■ Exercise brief: Check every line of the entries below for the word "Enter", and copy the ones that have it.

-=-=-=-=-

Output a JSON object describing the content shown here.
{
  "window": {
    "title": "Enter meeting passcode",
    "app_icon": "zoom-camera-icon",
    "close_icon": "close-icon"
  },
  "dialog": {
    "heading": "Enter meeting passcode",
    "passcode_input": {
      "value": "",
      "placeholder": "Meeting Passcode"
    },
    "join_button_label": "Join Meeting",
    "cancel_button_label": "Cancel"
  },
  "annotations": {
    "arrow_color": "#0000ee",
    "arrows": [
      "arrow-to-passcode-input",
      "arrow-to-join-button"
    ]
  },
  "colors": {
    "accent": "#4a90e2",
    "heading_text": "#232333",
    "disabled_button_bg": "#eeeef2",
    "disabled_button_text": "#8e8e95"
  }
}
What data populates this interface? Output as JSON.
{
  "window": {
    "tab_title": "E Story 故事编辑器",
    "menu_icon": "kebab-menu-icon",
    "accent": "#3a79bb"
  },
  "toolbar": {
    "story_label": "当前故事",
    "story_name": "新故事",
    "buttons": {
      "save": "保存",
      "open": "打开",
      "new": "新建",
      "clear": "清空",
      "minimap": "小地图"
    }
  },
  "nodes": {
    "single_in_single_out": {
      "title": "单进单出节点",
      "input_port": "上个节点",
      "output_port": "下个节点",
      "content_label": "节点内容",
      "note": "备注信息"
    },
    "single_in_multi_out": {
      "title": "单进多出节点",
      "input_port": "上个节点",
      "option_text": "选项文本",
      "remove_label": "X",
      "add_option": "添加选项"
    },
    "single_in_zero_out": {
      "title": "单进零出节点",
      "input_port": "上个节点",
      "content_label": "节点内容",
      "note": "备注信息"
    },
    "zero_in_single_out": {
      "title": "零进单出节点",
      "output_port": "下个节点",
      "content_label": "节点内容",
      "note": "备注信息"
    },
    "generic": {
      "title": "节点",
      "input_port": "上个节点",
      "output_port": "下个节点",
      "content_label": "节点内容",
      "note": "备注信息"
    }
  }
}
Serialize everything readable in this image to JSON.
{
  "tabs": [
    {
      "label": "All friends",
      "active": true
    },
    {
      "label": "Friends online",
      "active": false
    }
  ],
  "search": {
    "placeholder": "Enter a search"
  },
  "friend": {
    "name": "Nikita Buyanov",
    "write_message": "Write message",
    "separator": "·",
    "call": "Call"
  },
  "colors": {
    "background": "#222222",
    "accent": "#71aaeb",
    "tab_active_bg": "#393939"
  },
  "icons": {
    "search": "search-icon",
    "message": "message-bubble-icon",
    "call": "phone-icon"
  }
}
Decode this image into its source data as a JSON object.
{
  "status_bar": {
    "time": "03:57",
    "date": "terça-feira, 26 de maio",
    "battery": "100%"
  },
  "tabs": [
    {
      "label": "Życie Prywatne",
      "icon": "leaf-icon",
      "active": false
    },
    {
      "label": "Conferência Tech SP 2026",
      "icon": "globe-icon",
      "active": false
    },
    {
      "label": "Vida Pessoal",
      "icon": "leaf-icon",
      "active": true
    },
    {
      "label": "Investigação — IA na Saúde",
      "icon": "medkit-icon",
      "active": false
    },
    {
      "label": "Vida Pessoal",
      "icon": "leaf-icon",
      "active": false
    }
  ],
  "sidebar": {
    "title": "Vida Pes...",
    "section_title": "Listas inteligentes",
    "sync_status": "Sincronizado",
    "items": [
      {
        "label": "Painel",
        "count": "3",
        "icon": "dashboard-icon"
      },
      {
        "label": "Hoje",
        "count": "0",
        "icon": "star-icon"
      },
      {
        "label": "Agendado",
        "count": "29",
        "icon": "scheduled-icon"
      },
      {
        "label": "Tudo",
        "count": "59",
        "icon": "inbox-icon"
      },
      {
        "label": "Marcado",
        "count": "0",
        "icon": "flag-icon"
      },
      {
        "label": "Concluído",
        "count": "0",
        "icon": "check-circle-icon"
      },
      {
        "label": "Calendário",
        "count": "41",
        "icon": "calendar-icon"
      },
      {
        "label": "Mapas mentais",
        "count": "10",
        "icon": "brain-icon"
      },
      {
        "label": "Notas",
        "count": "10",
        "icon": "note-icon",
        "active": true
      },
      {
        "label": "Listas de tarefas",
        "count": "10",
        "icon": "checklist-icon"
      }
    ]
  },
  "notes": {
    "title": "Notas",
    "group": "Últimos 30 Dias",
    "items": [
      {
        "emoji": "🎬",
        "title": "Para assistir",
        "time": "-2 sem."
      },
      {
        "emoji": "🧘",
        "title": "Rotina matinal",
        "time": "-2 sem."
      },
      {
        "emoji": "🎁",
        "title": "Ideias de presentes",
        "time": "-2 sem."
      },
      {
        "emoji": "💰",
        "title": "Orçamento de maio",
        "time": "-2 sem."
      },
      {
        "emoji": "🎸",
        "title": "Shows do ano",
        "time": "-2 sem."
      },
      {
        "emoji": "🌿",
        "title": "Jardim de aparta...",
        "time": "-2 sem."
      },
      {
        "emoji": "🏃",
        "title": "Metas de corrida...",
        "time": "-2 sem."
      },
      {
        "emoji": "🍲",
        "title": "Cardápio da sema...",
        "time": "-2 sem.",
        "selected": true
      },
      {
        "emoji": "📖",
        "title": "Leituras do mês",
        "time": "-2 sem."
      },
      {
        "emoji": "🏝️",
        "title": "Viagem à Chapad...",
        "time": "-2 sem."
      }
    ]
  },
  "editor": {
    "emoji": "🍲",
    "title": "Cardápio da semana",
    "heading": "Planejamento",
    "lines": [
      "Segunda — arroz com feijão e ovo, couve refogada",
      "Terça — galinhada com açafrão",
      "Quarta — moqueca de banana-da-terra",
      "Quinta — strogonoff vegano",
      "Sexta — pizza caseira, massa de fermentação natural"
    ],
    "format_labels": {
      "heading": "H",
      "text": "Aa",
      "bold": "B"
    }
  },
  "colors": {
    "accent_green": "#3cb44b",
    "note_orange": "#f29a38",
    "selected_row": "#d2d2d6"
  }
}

-=-=-=-=-

■ Answer to the task:
    "title": "Enter meeting passcode",
    "heading": "Enter meeting passcode",
    "placeholder": "Enter a search"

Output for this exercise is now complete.